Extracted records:
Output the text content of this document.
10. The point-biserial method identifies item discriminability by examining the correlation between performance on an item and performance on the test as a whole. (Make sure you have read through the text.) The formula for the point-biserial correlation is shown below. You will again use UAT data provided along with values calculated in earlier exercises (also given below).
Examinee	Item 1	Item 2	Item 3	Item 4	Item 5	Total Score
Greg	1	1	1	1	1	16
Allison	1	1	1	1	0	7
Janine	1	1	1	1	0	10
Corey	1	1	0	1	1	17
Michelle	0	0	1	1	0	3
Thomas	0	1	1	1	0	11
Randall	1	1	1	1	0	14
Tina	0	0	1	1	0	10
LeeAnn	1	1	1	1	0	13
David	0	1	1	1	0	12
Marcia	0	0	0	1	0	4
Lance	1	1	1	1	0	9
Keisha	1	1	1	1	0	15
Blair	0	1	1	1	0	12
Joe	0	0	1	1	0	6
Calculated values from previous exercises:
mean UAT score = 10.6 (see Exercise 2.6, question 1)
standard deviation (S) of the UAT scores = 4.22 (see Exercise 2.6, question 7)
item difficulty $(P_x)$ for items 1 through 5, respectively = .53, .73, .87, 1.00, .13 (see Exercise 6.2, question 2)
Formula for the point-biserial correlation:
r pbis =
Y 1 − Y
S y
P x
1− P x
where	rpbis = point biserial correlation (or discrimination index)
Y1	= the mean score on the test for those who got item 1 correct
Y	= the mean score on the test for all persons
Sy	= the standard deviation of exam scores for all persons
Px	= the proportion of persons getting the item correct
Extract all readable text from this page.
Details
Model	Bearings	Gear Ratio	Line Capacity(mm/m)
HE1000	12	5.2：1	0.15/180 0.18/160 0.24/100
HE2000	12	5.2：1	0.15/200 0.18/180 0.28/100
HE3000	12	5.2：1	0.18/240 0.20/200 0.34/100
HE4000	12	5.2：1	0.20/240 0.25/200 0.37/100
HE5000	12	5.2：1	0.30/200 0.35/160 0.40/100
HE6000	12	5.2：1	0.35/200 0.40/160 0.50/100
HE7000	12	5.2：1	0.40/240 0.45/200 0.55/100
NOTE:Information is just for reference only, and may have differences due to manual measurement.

→ **Exercise**
Copy all lines above containing the string "persons".

→ **Completed task**
Y	= the mean score on the test for all persons
Sy	= the standard deviation of exam scores for all persons
Px	= the proportion of persons getting the item correct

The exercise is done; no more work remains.